[start of Input rows]

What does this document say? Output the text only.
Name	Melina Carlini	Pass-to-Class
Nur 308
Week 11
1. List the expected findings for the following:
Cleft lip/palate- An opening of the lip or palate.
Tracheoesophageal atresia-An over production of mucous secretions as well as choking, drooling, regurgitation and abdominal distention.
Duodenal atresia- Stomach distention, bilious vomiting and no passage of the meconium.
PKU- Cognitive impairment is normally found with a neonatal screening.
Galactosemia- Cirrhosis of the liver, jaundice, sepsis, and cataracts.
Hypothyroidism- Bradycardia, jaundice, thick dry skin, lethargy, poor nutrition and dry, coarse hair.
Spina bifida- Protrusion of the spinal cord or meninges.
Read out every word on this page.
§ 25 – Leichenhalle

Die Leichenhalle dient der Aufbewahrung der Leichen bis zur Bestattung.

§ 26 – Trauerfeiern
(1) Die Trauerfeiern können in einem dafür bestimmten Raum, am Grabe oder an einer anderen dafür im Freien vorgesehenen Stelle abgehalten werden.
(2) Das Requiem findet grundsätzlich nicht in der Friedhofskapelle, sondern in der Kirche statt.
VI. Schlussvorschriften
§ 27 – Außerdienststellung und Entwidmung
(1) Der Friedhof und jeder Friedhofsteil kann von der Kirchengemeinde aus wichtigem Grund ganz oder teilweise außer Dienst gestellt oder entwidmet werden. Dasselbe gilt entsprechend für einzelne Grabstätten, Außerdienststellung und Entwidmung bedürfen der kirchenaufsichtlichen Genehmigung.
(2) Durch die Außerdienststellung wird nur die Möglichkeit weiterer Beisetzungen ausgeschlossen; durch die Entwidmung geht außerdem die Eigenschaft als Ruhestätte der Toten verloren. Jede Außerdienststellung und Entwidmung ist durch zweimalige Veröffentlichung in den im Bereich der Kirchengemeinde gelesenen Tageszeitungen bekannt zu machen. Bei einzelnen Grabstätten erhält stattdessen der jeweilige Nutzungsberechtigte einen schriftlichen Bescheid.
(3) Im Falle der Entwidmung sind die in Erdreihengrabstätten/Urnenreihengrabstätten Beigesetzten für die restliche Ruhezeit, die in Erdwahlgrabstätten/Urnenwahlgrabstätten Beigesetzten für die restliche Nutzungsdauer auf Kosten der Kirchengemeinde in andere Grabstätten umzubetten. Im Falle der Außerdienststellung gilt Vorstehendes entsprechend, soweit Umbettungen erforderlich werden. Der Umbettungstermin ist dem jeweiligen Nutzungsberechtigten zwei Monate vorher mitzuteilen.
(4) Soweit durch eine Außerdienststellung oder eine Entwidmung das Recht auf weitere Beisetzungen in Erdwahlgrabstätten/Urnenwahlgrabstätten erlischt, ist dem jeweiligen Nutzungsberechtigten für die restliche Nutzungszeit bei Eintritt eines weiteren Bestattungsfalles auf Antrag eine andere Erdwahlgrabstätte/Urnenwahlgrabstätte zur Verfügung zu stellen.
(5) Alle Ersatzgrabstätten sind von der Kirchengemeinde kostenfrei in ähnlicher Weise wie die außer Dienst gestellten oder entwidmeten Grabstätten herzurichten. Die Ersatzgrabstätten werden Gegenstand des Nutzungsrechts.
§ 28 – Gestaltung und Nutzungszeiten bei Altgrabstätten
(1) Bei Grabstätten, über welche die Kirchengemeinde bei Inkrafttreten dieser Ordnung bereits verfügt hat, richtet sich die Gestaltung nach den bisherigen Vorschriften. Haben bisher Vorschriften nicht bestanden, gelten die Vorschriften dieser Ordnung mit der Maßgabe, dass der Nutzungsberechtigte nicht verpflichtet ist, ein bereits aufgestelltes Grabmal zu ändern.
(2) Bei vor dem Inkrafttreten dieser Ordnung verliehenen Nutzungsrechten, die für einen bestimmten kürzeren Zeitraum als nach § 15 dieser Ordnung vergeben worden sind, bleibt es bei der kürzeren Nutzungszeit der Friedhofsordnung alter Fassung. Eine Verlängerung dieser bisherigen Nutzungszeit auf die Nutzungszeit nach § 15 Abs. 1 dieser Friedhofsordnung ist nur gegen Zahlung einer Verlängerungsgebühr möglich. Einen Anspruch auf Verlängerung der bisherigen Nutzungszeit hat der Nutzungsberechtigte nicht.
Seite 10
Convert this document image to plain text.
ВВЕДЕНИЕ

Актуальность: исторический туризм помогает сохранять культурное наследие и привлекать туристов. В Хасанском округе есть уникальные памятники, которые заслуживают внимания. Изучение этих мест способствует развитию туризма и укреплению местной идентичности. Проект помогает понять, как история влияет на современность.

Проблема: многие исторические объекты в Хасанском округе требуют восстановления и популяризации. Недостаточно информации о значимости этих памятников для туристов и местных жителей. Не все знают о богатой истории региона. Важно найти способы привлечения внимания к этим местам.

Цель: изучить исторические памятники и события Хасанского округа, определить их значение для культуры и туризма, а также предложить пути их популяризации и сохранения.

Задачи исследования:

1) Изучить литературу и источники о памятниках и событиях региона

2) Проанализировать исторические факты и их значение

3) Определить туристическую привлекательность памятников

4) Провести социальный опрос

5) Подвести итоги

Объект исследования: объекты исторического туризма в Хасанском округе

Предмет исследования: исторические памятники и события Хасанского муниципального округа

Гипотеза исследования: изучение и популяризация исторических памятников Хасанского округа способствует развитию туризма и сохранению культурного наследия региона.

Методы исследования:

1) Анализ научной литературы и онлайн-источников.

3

[end of Input rows]

Do this:
Repeat the records above in full, character for character.

Task response:
What does this document say? Output the text only.
Name	Melina Carlini	Pass-to-Class
Nur 308
Week 11
1. List the expected findings for the following:
Cleft lip/palate- An opening of the lip or palate.
Tracheoesophageal atresia-An over production of mucous secretions as well as choking, drooling, regurgitation and abdominal distention.
Duodenal atresia- Stomach distention, bilious vomiting and no passage of the meconium.
PKU- Cognitive impairment is normally found with a neonatal screening.
Galactosemia- Cirrhosis of the liver, jaundice, sepsis, and cataracts.
Hypothyroidism- Bradycardia, jaundice, thick dry skin, lethargy, poor nutrition and dry, coarse hair.
Spina bifida- Protrusion of the spinal cord or meninges.
Read out every word on this page.
§ 25 – Leichenhalle

Die Leichenhalle dient der Aufbewahrung der Leichen bis zur Bestattung.

§ 26 – Trauerfeiern
(1) Die Trauerfeiern können in einem dafür bestimmten Raum, am Grabe oder an einer anderen dafür im Freien vorgesehenen Stelle abgehalten werden.
(2) Das Requiem findet grundsätzlich nicht in der Friedhofskapelle, sondern in der Kirche statt.
VI. Schlussvorschriften
§ 27 – Außerdienststellung und Entwidmung
(1) Der Friedhof und jeder Friedhofsteil kann von der Kirchengemeinde aus wichtigem Grund ganz oder teilweise außer Dienst gestellt oder entwidmet werden. Dasselbe gilt entsprechend für einzelne Grabstätten, Außerdienststellung und Entwidmung bedürfen der kirchenaufsichtlichen Genehmigung.
(2) Durch die Außerdienststellung wird nur die Möglichkeit weiterer Beisetzungen ausgeschlossen; durch die Entwidmung geht außerdem die Eigenschaft als Ruhestätte der Toten verloren. Jede Außerdienststellung und Entwidmung ist durch zweimalige Veröffentlichung in den im Bereich der Kirchengemeinde gelesenen Tageszeitungen bekannt zu machen. Bei einzelnen Grabstätten erhält stattdessen der jeweilige Nutzungsberechtigte einen schriftlichen Bescheid.
(3) Im Falle der Entwidmung sind die in Erdreihengrabstätten/Urnenreihengrabstätten Beigesetzten für die restliche Ruhezeit, die in Erdwahlgrabstätten/Urnenwahlgrabstätten Beigesetzten für die restliche Nutzungsdauer auf Kosten der Kirchengemeinde in andere Grabstätten umzubetten. Im Falle der Außerdienststellung gilt Vorstehendes entsprechend, soweit Umbettungen erforderlich werden. Der Umbettungstermin ist dem jeweiligen Nutzungsberechtigten zwei Monate vorher mitzuteilen.
(4) Soweit durch eine Außerdienststellung oder eine Entwidmung das Recht auf weitere Beisetzungen in Erdwahlgrabstätten/Urnenwahlgrabstätten erlischt, ist dem jeweiligen Nutzungsberechtigten für die restliche Nutzungszeit bei Eintritt eines weiteren Bestattungsfalles auf Antrag eine andere Erdwahlgrabstätte/Urnenwahlgrabstätte zur Verfügung zu stellen.
(5) Alle Ersatzgrabstätten sind von der Kirchengemeinde kostenfrei in ähnlicher Weise wie die außer Dienst gestellten oder entwidmeten Grabstätten herzurichten. Die Ersatzgrabstätten werden Gegenstand des Nutzungsrechts.
§ 28 – Gestaltung und Nutzungszeiten bei Altgrabstätten
(1) Bei Grabstätten, über welche die Kirchengemeinde bei Inkrafttreten dieser Ordnung bereits verfügt hat, richtet sich die Gestaltung nach den bisherigen Vorschriften. Haben bisher Vorschriften nicht bestanden, gelten die Vorschriften dieser Ordnung mit der Maßgabe, dass der Nutzungsberechtigte nicht verpflichtet ist, ein bereits aufgestelltes Grabmal zu ändern.
(2) Bei vor dem Inkrafttreten dieser Ordnung verliehenen Nutzungsrechten, die für einen bestimmten kürzeren Zeitraum als nach § 15 dieser Ordnung vergeben worden sind, bleibt es bei der kürzeren Nutzungszeit der Friedhofsordnung alter Fassung. Eine Verlängerung dieser bisherigen Nutzungszeit auf die Nutzungszeit nach § 15 Abs. 1 dieser Friedhofsordnung ist nur gegen Zahlung einer Verlängerungsgebühr möglich. Einen Anspruch auf Verlängerung der bisherigen Nutzungszeit hat der Nutzungsberechtigte nicht.
Seite 10
Convert this document image to plain text.
ВВЕДЕНИЕ

Актуальность: исторический туризм помогает сохранять культурное наследие и привлекать туристов. В Хасанском округе есть уникальные памятники, которые заслуживают внимания. Изучение этих мест способствует развитию туризма и укреплению местной идентичности. Проект помогает понять, как история влияет на современность.

Проблема: многие исторические объекты в Хасанском округе требуют восстановления и популяризации. Недостаточно информации о значимости этих памятников для туристов и местных жителей. Не все знают о богатой истории региона. Важно найти способы привлечения внимания к этим местам.

Цель: изучить исторические памятники и события Хасанского округа, определить их значение для культуры и туризма, а также предложить пути их популяризации и сохранения.

Задачи исследования:

1) Изучить литературу и источники о памятниках и событиях региона

2) Проанализировать исторические факты и их значение

3) Определить туристическую привлекательность памятников

4) Провести социальный опрос

5) Подвести итоги

Объект исследования: объекты исторического туризма в Хасанском округе

Предмет исследования: исторические памятники и события Хасанского муниципального округа

Гипотеза исследования: изучение и популяризация исторических памятников Хасанского округа способствует развитию туризма и сохранению культурного наследия региона.

Методы исследования:

1) Анализ научной литературы и онлайн-источников.

3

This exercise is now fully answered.